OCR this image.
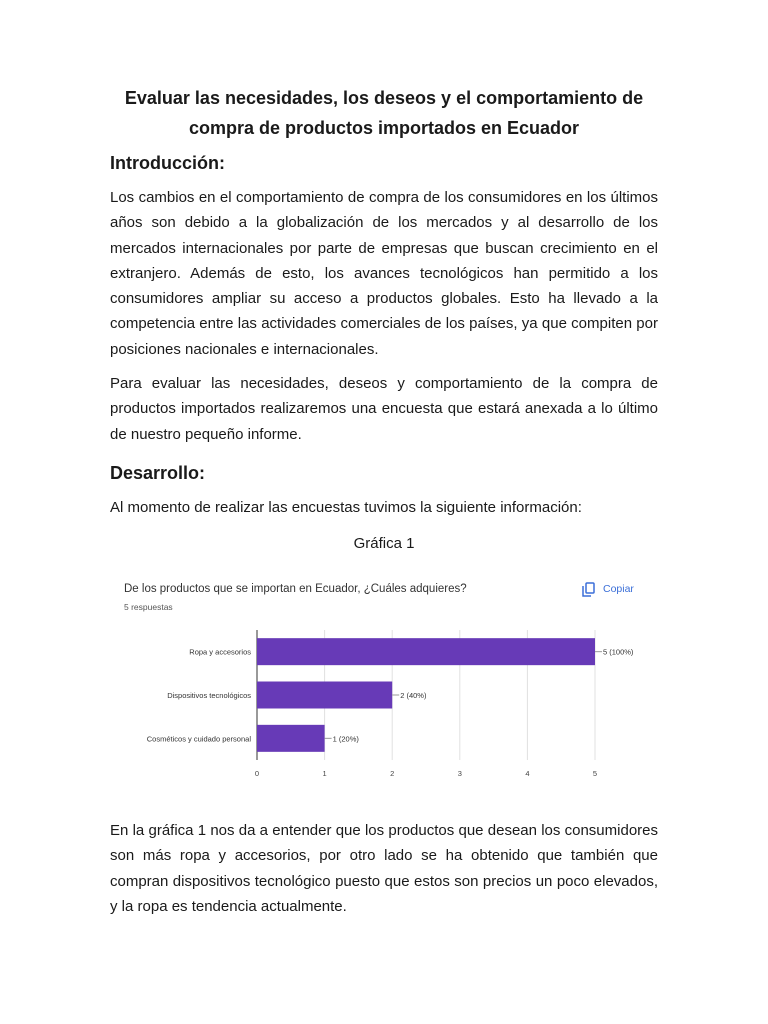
Evaluar las necesidades, los deseos y el comportamiento de compra de productos importados en Ecuador
Introducción:

Los cambios en el comportamiento de compra de los consumidores en los últimos años son debido a la globalización de los mercados y al desarrollo de los mercados internacionales por parte de empresas que buscan crecimiento en el extranjero. Además de esto, los avances tecnológicos han permitido a los consumidores ampliar su acceso a productos globales. Esto ha llevado a la competencia entre las actividades comerciales de los países, ya que compiten por posiciones nacionales e internacionales.

Para evaluar las necesidades, deseos y comportamiento de la compra de productos importados realizaremos una encuesta que estará anexada a lo último de nuestro pequeño informe.

Desarrollo:

Al momento de realizar las encuestas tuvimos la siguiente información:

Gráfica 1
De los productos que se importan en Ecuador, ¿Cuáles adquieres?
5 respuestas
Copiar
0	1	2	3	4	5
Ropa y accesorios	5 (100%)
Dispositivos tecnológicos	2 (40%)
Cosméticos y cuidado personal	1 (20%)

En la gráfica 1 nos da a entender que los productos que desean los consumidores son más ropa y accesorios, por otro lado se ha obtenido que también que compran dispositivos tecnológico puesto que estos son precios un poco elevados, y la ropa es tendencia actualmente.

=== Exercise goal ===
Reproduce the listing above exactly, excluding all pictures.

=== Solved exercise ===
OCR this image.
Evaluar las necesidades, los deseos y el comportamiento de compra de productos importados en Ecuador
Introducción:

Los cambios en el comportamiento de compra de los consumidores en los últimos años son debido a la globalización de los mercados y al desarrollo de los mercados internacionales por parte de empresas que buscan crecimiento en el extranjero. Además de esto, los avances tecnológicos han permitido a los consumidores ampliar su acceso a productos globales. Esto ha llevado a la competencia entre las actividades comerciales de los países, ya que compiten por posiciones nacionales e internacionales.

Para evaluar las necesidades, deseos y comportamiento de la compra de productos importados realizaremos una encuesta que estará anexada a lo último de nuestro pequeño informe.

Desarrollo:

Al momento de realizar las encuestas tuvimos la siguiente información:

Gráfica 1
De los productos que se importan en Ecuador, ¿Cuáles adquieres?
5 respuestas
Copiar
0	1	2	3	4	5
Ropa y accesorios	5 (100%)
Dispositivos tecnológicos	2 (40%)
Cosméticos y cuidado personal	1 (20%)

En la gráfica 1 nos da a entender que los productos que desean los consumidores son más ropa y accesorios, por otro lado se ha obtenido que también que compran dispositivos tecnológico puesto que estos son precios un poco elevados, y la ropa es tendencia actualmente.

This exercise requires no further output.